- _Problem statement_
Locate each line in the records containing "港口库存下降". Copy it.

Items listed in a dataset:
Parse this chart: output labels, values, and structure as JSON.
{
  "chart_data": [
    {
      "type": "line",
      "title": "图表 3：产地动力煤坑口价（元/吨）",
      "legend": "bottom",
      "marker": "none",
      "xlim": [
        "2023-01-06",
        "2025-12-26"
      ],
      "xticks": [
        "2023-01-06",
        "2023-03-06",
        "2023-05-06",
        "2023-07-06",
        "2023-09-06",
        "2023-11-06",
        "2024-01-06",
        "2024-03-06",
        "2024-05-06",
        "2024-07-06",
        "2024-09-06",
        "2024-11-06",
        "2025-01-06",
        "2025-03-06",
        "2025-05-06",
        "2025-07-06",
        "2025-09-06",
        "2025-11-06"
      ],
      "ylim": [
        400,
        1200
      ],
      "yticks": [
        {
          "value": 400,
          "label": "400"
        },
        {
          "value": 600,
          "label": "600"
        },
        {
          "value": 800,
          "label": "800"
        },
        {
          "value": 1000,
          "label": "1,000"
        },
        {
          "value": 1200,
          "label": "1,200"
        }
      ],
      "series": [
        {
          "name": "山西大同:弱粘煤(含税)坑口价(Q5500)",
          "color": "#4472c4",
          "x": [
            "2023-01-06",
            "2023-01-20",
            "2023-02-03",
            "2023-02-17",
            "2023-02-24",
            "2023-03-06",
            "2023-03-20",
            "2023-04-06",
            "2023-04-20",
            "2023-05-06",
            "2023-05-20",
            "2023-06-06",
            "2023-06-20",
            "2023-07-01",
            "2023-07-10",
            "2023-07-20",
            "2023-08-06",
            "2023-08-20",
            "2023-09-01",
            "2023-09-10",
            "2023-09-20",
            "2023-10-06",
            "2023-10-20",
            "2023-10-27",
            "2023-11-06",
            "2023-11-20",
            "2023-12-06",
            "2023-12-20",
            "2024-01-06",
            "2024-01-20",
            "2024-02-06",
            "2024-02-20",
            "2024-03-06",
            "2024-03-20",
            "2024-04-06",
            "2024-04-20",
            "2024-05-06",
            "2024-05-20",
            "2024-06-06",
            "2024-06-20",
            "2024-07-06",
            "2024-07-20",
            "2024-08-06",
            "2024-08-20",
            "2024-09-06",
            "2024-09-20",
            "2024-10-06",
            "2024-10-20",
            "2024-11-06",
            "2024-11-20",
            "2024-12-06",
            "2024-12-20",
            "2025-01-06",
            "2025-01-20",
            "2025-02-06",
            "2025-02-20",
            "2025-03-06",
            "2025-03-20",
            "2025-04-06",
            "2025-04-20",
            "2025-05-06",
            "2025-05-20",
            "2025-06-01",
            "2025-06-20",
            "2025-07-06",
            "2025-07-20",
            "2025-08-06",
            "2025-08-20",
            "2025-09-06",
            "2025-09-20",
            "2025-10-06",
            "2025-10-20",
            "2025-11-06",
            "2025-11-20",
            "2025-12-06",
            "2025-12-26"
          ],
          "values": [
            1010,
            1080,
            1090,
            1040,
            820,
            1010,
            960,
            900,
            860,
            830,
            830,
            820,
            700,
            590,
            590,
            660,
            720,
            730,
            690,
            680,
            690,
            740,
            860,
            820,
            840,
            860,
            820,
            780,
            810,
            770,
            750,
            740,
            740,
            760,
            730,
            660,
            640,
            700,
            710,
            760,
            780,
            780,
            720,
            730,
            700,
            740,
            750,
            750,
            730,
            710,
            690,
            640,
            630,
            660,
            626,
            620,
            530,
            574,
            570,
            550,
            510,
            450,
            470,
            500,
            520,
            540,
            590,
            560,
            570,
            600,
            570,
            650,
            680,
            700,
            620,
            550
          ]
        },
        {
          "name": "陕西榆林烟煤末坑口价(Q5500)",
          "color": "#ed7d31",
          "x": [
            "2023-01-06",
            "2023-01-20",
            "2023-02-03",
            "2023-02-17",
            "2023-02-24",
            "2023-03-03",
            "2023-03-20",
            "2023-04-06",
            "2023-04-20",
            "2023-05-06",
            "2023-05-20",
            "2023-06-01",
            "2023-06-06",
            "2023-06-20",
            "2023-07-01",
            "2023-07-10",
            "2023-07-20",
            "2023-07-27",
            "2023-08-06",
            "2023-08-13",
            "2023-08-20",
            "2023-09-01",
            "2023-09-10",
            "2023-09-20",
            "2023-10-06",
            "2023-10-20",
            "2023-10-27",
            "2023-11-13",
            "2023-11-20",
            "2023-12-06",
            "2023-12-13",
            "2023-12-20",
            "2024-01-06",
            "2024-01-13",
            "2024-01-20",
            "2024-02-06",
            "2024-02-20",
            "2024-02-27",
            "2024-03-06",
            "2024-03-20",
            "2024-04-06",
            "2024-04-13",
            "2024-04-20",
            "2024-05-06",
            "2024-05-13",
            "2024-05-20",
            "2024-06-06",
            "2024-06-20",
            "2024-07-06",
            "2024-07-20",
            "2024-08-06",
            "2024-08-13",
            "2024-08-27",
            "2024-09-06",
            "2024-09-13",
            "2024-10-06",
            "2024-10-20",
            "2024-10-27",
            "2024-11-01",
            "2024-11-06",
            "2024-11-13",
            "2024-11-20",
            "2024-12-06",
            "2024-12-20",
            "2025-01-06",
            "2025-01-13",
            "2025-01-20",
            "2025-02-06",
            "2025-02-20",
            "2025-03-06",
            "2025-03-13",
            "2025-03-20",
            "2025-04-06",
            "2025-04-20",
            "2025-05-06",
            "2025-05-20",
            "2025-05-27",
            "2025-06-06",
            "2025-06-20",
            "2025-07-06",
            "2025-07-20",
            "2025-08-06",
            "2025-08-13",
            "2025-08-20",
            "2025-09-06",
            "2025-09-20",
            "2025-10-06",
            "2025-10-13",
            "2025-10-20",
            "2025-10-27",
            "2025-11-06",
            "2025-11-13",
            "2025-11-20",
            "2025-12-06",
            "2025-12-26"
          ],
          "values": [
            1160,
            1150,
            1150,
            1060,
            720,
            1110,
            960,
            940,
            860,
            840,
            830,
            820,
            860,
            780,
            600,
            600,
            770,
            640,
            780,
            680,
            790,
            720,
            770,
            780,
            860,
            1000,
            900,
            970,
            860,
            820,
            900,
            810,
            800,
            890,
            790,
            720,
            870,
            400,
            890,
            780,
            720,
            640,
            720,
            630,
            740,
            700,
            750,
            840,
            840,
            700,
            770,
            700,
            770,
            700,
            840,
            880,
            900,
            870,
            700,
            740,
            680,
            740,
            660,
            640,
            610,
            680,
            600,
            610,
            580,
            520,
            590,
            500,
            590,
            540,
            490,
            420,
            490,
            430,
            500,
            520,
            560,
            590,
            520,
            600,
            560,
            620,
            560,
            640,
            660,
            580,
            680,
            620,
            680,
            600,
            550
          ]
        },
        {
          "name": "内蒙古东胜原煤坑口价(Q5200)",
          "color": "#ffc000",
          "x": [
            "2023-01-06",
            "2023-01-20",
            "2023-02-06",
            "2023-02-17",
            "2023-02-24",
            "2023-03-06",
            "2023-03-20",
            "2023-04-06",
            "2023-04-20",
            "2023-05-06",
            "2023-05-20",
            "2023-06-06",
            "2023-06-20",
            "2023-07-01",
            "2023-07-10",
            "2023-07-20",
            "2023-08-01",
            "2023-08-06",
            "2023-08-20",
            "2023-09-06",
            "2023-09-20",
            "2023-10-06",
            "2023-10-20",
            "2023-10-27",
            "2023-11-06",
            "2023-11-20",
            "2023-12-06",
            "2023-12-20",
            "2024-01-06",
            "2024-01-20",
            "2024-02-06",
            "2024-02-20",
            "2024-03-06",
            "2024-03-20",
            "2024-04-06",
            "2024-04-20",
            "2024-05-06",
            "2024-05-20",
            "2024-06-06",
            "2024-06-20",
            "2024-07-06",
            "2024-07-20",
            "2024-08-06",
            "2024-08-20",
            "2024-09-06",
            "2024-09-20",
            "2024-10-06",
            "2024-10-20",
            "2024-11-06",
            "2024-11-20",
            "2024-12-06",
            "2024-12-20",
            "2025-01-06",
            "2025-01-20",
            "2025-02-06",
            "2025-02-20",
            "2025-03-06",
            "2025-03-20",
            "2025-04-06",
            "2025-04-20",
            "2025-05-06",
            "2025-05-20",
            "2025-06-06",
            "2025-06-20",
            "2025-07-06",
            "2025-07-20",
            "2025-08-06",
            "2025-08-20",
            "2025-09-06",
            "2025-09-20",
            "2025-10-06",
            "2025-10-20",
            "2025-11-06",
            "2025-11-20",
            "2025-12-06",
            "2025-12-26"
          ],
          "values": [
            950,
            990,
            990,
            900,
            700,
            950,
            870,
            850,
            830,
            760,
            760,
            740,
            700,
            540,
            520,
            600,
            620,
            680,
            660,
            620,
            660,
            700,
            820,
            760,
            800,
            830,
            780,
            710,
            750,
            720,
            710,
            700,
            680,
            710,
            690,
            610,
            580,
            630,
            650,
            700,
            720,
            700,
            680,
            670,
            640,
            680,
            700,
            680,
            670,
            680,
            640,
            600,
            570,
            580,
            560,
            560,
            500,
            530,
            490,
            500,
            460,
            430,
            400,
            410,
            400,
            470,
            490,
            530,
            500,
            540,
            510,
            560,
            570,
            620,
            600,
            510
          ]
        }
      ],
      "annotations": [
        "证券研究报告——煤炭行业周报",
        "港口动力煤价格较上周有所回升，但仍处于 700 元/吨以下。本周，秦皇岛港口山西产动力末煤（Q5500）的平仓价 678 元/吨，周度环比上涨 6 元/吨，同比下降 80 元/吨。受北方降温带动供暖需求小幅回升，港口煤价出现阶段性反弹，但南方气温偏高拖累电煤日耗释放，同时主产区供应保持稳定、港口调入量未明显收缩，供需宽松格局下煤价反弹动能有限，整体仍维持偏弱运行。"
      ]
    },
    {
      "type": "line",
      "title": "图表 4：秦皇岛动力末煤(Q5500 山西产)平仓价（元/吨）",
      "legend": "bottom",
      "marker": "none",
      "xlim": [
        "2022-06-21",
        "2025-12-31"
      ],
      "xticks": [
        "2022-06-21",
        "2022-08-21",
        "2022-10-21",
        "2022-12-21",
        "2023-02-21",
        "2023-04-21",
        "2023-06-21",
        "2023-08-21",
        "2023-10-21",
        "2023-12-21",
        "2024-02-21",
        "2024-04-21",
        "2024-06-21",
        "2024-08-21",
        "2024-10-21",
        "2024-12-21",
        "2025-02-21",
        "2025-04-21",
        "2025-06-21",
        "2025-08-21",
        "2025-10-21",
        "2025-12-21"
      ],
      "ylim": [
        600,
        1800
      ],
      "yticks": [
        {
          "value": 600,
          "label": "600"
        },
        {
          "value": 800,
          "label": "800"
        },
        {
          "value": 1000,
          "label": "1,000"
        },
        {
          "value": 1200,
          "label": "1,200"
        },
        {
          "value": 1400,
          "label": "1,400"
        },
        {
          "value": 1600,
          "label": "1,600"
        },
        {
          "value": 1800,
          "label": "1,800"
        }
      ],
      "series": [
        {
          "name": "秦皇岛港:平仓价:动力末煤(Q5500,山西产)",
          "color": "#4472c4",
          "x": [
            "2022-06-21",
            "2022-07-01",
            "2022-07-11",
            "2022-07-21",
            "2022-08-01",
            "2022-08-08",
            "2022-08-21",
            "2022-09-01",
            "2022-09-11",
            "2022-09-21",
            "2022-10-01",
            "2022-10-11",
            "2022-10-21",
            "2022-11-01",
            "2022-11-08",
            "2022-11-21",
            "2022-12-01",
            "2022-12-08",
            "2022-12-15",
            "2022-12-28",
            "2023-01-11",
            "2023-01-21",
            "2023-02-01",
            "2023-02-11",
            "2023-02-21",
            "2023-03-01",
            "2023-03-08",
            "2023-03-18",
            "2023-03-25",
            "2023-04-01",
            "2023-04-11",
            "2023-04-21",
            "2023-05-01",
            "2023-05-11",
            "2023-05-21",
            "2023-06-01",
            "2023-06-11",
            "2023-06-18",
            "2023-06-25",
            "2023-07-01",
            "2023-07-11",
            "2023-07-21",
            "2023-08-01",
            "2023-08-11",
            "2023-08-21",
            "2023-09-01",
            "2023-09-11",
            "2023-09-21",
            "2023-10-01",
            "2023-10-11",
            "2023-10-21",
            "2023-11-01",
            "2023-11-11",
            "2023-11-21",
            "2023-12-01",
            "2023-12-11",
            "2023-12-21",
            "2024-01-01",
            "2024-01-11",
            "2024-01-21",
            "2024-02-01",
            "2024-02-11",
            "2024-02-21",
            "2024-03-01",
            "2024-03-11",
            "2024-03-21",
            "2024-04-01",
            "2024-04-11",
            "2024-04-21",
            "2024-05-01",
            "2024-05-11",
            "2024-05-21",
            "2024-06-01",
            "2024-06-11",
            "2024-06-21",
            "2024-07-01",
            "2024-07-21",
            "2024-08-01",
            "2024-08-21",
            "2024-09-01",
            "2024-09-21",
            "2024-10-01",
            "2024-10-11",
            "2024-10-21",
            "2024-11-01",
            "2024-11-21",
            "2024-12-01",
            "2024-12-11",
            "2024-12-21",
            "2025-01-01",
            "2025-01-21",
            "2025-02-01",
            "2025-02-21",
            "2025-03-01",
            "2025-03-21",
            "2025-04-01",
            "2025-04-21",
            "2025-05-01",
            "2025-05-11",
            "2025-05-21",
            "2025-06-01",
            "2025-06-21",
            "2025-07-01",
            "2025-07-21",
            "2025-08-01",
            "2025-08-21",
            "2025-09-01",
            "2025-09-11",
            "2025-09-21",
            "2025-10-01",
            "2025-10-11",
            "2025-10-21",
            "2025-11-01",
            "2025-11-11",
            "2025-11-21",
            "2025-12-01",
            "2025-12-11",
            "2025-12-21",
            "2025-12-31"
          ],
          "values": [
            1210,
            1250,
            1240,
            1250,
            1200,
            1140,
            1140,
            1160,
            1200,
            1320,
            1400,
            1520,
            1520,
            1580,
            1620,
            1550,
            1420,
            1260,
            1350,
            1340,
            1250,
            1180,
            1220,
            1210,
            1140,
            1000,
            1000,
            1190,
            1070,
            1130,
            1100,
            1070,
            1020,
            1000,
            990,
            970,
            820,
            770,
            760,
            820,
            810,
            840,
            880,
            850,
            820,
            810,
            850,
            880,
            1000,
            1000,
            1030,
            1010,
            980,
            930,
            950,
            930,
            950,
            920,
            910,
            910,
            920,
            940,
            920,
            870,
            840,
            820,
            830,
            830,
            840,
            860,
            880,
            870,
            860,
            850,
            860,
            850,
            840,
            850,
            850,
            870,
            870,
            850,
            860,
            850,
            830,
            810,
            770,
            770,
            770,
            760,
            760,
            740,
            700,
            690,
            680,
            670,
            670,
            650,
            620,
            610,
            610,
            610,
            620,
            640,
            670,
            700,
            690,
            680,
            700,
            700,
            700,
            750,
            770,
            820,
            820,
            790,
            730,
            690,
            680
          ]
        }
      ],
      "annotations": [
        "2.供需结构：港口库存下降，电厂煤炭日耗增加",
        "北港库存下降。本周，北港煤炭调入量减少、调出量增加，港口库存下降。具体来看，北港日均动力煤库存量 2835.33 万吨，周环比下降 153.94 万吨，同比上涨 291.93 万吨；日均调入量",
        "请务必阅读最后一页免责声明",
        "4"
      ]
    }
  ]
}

- _Completed task_
        "2.供需结构：港口库存下降，电厂煤炭日耗增加",
        "北港库存下降。本周，北港煤炭调入量减少、调出量增加，港口库存下降。具体来看，北港日均动力煤库存量 2835.33 万吨，周环比下降 153.94 万吨，同比上涨 291.93 万吨；日均调入量",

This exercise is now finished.